## Document source
Date Wed, 18 Dec 2024 17:49:39 +0000


Le gouvernement de Barnier-Retailleau poursuit de façon encore plus brutale la démarche engagée par le gouvernement de Macron-Darmanin en matière de politique migratoire (1). ---- A peine une année après la promulgation de la loi Asile et Immigration (le 26 janvier 2024), mesures racistes et anti-sociales et dont on mesure déjà les effets dramatiques, la question migratoire se retrouve une nouvelle fois au centre du jeu politique et médiatique. ---- A peine nommé, le gouvernement Barnier en fait son cheval de bataille. Ce qui lui est utile pour obtenir les bonnes grâces du RN et qui lui sert d'exutoire aux vrais problèmes. ---- Le ministre de l'Intérieur, Retailleau, est en train de concocter une autre loi immigration pour 2025, destinée selon lui à réduire l'immigration, y compris légale. Comme à chaque fois, le sujet migratoire bénéficie d'une visibilité particulièrement forte et est instrumentalisé à des fins politiciennes, broyant des vies au passage.

Instrumentaliser l'immigration

Début septembre, le nouveau Premier ministre Barnier déclarait avoir le sentiment que «les frontières sont des passoires». En 2021, lors des primaires du parti Les Républicains, il appelait à la nécessité de mettre fin aux «régularisations massives» et de réduire «de moitié» le nombre d'étudiants étrangers.

Il a choisi de nommer plusieurs ministres dont les positions sont du même acabit. C'est le cas de Retailleau, ministre de l'intérieur; ce catho réactionnaire extrême, de taille à amadouer les 122 députés RN, est une véritable gratification adressée aux propagateurs de haine anti-immigrés. Cet ancien patron des Républicains au Sénat s'était vanté d'avoir considérablement durci le projet de loi porté Darmanin, en faisant adopter des amendements qui allaient être censurés par le conseil constitutionnel.

## Consignes
A: Relevez tous les noms de famille de personnalités politiques cités dans le texte sur la politique migratoire.
B: Selon le document source, à quelle date la loi Asile et Immigration a-t-elle été promulguée ?

## Données enregistrées
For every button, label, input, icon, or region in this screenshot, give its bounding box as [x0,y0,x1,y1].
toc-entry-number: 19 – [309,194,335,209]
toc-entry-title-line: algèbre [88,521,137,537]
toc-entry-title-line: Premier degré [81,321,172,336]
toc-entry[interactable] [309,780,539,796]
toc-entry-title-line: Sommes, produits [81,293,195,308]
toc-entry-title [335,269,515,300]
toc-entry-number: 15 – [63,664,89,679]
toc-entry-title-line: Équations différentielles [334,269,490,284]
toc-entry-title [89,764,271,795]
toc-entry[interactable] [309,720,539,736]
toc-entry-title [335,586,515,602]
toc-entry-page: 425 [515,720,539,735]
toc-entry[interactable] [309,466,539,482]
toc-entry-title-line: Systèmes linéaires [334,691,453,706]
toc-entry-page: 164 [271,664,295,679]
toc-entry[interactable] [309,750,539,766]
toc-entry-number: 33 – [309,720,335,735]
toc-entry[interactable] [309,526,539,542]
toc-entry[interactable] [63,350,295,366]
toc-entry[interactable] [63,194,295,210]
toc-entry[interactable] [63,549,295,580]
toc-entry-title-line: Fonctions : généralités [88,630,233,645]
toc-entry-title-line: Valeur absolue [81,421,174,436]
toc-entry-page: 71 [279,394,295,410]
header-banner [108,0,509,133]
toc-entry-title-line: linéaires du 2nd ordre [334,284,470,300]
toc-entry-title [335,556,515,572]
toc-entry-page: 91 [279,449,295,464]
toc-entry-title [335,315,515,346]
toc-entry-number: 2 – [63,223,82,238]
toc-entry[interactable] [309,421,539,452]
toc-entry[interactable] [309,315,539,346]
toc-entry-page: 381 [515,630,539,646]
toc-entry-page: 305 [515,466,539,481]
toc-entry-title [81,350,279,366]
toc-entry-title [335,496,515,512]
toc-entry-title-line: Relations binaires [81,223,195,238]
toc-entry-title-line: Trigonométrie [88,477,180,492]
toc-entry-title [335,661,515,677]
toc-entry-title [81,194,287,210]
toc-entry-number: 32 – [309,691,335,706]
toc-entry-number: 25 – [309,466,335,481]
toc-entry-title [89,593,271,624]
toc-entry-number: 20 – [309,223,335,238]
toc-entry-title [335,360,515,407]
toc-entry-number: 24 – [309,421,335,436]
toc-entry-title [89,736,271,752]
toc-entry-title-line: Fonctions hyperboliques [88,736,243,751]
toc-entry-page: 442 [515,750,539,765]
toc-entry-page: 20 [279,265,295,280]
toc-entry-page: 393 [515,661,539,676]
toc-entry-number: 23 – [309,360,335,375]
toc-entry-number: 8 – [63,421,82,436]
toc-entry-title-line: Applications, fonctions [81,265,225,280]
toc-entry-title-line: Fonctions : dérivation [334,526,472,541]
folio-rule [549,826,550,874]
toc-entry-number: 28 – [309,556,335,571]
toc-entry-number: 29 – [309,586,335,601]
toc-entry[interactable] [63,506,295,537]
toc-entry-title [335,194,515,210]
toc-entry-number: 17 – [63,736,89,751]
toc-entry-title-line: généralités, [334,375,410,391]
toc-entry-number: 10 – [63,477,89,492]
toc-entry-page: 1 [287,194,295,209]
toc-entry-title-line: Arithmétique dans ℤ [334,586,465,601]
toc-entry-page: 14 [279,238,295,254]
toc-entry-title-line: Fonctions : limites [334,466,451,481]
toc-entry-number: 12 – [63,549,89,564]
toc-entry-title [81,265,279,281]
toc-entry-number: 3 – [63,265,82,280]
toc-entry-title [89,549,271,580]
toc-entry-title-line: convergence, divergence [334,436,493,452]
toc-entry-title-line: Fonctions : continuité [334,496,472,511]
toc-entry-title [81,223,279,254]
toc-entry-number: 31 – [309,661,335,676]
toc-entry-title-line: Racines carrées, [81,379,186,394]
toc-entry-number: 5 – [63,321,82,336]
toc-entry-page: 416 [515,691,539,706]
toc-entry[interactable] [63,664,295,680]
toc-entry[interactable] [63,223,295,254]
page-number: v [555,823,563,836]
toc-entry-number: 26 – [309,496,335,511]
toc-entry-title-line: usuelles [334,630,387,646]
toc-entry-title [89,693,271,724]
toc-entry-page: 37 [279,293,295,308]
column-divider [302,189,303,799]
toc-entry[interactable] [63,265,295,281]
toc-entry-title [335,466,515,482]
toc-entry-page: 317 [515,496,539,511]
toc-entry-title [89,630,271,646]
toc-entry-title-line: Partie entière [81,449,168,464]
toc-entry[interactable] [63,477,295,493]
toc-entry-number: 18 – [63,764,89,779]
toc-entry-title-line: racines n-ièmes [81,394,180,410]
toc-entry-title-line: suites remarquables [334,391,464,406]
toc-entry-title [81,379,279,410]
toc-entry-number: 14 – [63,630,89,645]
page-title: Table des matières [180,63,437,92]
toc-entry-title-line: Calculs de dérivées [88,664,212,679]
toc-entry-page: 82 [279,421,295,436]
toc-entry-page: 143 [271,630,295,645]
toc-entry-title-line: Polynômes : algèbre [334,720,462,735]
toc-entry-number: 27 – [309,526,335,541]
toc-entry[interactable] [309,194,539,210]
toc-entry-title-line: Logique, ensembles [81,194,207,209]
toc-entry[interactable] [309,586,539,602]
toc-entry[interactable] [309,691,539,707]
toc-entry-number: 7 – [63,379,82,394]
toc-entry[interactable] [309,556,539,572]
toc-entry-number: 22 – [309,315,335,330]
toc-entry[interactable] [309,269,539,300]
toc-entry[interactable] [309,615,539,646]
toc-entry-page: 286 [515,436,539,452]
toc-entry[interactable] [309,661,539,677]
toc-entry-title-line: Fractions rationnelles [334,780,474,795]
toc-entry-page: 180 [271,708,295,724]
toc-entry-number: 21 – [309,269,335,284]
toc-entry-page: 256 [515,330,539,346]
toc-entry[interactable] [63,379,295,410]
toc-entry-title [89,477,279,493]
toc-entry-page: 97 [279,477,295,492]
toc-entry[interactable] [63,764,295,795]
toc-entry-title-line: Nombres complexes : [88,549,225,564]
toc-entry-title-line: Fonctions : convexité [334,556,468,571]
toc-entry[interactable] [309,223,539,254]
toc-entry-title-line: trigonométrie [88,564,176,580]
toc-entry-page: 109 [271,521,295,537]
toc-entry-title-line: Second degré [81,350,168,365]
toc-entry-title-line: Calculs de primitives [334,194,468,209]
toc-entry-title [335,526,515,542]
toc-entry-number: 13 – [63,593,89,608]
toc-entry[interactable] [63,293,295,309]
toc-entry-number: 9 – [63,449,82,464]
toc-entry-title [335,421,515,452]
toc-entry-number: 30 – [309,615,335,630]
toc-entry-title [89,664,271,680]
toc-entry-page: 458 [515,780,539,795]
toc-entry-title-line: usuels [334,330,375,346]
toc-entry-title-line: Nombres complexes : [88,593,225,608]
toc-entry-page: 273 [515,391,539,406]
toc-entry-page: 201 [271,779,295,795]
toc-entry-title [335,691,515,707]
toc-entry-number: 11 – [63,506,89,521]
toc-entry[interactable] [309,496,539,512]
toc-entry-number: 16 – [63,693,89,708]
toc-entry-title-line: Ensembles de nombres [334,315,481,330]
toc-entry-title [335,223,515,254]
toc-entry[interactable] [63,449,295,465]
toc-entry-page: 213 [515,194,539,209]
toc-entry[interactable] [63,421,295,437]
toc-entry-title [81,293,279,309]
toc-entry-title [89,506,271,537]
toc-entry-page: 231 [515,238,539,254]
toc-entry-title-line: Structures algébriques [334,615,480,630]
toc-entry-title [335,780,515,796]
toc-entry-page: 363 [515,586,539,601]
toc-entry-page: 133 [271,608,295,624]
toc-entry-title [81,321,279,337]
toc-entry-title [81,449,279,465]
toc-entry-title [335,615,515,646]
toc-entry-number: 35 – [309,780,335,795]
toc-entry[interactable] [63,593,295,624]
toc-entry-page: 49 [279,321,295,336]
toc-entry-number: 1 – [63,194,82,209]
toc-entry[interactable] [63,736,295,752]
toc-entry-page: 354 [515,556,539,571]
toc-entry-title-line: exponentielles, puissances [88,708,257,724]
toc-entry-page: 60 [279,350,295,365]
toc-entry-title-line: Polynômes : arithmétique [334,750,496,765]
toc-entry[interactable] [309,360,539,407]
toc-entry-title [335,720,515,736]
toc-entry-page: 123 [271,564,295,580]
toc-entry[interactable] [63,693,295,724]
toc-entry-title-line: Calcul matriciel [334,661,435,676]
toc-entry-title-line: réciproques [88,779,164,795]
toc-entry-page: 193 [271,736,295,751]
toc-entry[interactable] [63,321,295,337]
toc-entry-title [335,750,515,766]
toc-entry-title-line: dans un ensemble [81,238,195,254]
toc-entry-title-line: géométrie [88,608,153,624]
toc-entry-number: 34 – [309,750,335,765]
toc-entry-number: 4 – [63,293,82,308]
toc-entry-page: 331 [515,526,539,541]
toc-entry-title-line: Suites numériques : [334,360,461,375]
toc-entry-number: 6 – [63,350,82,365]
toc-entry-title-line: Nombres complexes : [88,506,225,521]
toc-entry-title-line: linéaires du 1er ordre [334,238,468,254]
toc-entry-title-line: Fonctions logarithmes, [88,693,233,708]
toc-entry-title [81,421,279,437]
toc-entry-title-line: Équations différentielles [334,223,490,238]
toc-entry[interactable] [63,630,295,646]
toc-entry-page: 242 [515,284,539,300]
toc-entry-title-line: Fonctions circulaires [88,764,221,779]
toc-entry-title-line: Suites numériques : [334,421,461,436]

## Réponses dans l'ordre
A: Barnier, Retailleau, Macron, Darmanin

B: Elle a été promulguée le 26 janvier 2024.